### Source data
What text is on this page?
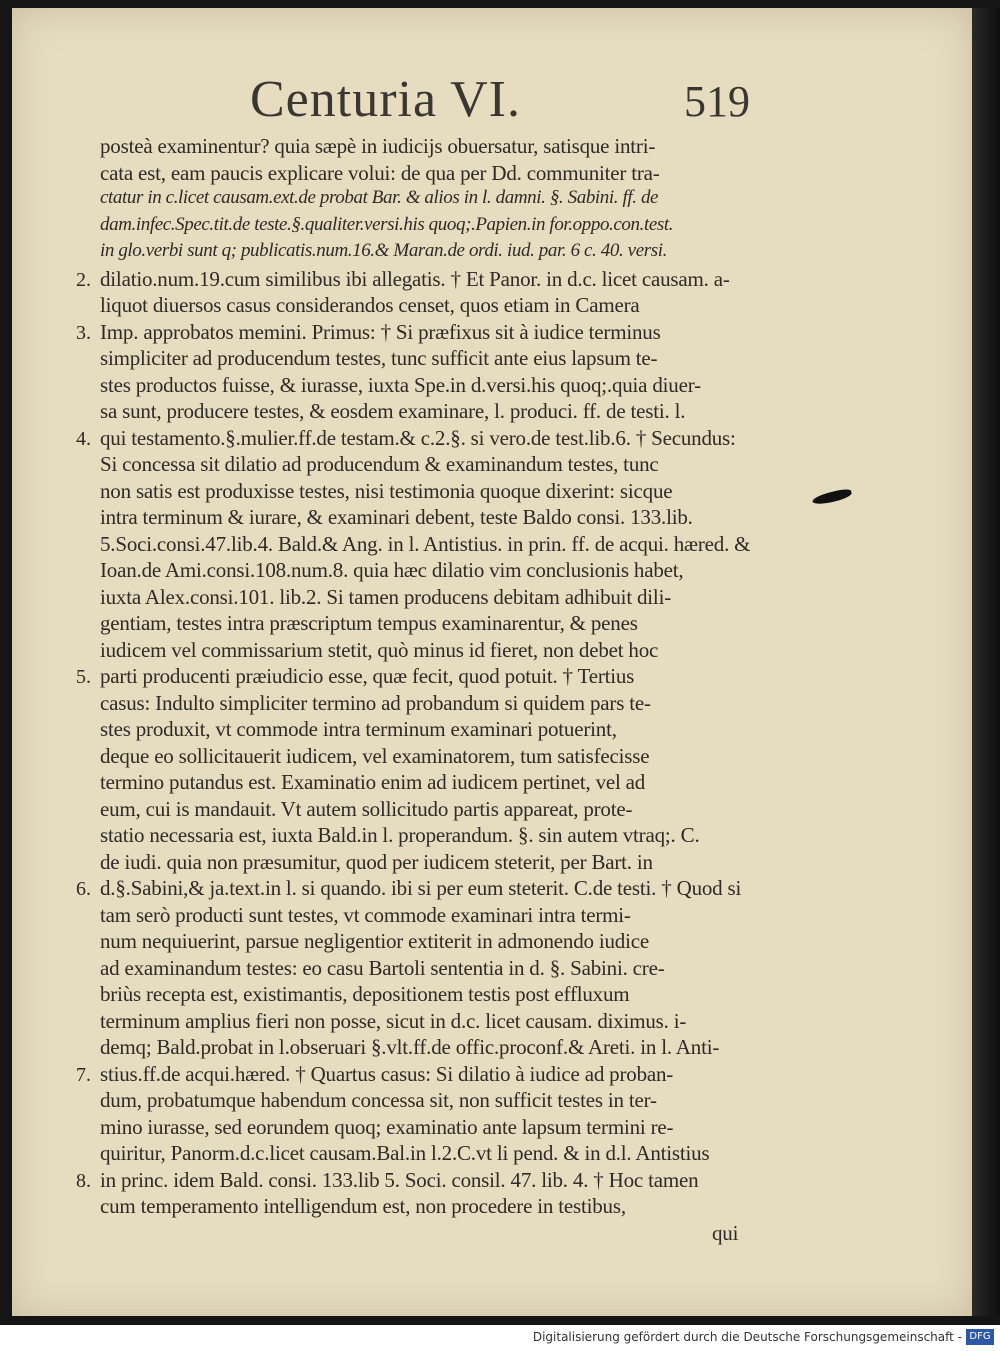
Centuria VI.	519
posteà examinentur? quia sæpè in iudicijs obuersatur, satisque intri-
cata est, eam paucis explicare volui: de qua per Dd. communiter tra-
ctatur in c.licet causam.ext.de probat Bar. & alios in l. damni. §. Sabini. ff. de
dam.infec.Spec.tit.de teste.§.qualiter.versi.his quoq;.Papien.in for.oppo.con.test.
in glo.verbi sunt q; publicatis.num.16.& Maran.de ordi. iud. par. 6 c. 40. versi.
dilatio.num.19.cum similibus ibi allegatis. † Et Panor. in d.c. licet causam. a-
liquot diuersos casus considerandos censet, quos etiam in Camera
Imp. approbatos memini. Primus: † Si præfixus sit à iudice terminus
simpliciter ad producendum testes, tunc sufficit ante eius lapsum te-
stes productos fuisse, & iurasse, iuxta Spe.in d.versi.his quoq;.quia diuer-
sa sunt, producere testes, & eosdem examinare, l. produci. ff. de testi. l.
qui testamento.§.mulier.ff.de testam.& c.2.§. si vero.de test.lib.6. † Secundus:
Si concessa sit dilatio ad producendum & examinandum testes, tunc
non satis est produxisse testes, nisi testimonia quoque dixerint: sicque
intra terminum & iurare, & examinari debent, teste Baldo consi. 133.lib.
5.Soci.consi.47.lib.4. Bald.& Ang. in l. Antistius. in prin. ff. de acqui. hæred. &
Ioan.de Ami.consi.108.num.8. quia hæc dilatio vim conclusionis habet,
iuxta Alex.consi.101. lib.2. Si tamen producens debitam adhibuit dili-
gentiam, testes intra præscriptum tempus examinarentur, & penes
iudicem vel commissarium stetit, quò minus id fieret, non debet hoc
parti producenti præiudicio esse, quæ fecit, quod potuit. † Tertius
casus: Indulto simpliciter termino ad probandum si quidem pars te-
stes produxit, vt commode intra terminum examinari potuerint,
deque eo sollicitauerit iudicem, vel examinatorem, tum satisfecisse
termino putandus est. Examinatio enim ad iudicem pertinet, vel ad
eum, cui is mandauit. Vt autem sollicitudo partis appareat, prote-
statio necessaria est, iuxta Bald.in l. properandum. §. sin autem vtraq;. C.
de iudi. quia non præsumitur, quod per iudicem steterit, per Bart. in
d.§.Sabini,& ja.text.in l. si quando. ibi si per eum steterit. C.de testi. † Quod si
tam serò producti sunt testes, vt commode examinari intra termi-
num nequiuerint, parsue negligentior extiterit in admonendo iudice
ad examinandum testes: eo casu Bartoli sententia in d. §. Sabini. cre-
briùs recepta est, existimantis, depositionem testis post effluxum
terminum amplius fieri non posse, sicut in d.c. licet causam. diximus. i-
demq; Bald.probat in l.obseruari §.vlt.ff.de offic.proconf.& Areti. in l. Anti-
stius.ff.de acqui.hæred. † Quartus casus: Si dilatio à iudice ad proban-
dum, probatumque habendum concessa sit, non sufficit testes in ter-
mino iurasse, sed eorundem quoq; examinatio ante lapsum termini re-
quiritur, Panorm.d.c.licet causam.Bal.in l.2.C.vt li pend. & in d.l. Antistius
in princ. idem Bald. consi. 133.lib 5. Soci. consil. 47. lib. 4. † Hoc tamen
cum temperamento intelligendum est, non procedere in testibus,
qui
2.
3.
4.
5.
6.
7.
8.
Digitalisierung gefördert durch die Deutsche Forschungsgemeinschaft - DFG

### Goal
Locate and copy each line in the data above that includes the word "sufficit".

### Reply to the task
simpliciter ad producendum testes, tunc sufficit ante eius lapsum te-
dum, probatumque habendum concessa sit, non sufficit testes in ter-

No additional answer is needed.